Gather all lines with "dans" from the records.

>> start

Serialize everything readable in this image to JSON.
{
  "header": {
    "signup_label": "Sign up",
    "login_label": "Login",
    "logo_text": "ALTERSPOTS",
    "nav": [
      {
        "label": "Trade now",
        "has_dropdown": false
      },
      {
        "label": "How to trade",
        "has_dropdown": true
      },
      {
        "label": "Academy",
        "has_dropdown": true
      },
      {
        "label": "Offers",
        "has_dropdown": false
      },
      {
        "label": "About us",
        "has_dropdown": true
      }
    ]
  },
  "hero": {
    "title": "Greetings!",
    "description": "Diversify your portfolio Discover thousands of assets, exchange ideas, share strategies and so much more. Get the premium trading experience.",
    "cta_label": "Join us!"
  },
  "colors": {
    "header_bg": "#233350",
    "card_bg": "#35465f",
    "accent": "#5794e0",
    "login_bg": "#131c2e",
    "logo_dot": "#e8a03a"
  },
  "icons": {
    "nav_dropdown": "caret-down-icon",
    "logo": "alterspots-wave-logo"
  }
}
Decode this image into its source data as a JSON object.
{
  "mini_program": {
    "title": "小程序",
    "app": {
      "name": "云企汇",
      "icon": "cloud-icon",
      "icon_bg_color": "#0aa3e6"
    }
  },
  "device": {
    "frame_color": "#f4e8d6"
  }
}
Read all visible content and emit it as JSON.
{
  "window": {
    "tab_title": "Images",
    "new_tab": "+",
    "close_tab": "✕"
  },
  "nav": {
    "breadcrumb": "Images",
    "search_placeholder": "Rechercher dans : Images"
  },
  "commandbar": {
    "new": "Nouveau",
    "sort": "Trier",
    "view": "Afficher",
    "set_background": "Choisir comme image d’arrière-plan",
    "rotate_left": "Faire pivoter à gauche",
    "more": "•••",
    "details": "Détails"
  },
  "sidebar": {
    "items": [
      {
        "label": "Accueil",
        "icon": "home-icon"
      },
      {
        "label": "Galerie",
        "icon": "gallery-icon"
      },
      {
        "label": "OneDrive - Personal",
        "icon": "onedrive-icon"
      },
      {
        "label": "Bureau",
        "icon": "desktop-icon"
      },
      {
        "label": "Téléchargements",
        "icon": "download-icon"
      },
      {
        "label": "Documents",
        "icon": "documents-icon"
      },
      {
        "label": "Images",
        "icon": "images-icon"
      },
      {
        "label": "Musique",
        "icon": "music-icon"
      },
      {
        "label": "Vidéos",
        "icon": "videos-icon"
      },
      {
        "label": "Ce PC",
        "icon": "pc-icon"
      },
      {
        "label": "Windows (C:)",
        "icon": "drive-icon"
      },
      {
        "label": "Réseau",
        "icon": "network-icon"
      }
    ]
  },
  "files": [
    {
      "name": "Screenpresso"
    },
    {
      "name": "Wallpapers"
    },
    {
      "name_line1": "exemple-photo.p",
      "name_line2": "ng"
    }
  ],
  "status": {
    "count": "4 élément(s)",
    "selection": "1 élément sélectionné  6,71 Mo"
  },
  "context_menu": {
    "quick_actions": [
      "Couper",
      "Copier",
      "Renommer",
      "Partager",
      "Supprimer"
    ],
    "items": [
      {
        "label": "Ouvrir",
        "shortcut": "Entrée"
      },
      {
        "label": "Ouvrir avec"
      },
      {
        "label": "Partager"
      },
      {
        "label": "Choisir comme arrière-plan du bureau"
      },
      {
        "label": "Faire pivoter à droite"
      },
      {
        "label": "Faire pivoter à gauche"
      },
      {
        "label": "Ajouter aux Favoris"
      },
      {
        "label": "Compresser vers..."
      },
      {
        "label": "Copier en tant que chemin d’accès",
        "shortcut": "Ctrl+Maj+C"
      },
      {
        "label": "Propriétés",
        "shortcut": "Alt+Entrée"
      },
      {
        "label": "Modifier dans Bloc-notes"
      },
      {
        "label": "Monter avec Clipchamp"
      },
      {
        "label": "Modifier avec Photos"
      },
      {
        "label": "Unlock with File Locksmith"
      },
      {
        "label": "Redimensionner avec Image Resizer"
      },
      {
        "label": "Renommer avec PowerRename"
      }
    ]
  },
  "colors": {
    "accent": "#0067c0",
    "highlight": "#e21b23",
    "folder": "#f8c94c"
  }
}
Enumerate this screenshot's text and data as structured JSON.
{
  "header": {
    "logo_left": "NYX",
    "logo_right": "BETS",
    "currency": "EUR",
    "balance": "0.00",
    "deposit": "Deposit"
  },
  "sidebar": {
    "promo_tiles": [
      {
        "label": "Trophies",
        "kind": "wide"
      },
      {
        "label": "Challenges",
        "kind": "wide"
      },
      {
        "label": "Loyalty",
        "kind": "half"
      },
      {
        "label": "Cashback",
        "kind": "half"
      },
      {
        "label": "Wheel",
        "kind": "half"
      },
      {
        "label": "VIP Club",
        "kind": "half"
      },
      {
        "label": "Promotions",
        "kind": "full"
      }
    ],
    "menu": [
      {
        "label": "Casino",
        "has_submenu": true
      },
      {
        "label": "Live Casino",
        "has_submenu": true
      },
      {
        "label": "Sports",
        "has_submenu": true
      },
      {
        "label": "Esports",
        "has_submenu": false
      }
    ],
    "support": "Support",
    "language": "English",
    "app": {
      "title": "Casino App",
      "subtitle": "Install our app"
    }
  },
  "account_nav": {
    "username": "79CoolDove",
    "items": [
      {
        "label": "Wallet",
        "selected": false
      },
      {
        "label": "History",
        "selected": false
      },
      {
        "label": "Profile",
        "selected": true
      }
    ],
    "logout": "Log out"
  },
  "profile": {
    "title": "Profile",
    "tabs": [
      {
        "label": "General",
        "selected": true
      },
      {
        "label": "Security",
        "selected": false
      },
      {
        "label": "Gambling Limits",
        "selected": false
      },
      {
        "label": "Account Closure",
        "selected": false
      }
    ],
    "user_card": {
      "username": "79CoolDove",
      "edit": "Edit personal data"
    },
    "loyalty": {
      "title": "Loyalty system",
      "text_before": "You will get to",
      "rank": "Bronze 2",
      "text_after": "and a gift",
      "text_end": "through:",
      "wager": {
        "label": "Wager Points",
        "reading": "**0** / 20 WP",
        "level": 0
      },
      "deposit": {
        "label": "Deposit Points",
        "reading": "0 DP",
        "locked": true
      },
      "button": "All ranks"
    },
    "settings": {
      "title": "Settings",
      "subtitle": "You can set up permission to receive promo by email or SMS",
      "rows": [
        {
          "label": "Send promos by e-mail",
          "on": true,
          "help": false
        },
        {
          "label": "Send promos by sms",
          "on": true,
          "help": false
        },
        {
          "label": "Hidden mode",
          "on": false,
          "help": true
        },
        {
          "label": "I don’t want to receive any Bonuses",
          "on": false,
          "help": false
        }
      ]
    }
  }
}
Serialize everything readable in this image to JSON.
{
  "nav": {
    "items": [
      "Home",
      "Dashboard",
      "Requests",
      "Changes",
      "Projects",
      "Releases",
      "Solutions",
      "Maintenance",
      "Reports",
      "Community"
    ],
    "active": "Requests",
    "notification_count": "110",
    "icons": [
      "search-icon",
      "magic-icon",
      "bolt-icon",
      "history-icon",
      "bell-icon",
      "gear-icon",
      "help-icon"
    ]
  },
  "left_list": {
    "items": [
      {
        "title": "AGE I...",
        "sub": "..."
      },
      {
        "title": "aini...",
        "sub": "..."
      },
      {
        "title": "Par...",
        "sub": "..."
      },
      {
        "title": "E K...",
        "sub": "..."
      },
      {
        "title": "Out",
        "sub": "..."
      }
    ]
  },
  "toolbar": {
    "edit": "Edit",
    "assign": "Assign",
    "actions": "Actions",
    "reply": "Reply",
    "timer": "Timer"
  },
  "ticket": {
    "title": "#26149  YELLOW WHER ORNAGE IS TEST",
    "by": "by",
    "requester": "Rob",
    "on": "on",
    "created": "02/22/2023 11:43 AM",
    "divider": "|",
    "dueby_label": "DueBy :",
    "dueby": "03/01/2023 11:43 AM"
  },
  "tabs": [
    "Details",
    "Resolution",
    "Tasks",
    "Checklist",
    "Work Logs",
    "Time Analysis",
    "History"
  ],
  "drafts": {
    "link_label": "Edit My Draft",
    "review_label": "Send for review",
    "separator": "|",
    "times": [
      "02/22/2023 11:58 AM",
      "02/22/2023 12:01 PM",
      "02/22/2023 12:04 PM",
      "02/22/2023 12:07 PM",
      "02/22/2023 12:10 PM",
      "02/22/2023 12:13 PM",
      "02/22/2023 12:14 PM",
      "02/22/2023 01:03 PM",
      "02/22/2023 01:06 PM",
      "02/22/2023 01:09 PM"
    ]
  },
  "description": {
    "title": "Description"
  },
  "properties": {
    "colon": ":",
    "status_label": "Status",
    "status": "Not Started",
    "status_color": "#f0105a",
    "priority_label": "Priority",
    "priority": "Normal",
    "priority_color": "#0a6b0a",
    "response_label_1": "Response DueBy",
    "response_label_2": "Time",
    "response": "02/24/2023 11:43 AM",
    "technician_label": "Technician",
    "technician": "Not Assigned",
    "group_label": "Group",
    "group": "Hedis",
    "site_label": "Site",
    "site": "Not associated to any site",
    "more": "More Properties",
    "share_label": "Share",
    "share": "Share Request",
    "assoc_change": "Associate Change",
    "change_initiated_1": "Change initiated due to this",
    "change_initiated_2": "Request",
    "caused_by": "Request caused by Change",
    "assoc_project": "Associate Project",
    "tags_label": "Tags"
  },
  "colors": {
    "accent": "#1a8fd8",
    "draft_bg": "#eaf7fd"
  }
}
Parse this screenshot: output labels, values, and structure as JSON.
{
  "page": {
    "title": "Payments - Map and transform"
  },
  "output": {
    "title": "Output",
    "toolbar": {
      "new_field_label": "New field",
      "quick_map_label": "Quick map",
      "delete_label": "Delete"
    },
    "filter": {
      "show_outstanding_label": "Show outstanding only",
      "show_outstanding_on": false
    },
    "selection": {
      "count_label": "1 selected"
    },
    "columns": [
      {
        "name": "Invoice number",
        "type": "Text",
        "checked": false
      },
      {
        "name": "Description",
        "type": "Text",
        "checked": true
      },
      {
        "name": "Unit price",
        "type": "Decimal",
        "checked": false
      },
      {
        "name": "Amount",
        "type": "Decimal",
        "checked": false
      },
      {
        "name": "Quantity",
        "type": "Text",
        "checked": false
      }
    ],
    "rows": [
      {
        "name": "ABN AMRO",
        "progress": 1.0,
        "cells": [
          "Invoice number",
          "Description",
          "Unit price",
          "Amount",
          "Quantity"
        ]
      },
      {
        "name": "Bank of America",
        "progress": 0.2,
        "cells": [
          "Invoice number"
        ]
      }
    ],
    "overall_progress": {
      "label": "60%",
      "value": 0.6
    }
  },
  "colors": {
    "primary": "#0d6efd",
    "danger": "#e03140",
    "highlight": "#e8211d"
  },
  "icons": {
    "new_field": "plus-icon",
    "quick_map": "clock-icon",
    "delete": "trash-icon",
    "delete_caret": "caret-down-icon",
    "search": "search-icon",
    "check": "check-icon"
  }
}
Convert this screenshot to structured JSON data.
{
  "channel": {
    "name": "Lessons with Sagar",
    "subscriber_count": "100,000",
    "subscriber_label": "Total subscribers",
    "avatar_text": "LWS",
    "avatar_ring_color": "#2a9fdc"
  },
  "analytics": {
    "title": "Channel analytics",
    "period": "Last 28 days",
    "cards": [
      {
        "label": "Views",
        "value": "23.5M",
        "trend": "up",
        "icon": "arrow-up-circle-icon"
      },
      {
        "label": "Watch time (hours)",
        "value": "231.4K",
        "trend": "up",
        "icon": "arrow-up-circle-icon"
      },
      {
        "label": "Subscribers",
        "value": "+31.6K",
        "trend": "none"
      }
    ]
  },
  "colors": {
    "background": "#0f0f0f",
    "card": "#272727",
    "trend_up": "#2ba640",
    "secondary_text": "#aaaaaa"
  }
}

>> end

→ COMPLETED TASK
    "search_placeholder": "Rechercher dans : Images"
        "label": "Modifier dans Bloc-notes"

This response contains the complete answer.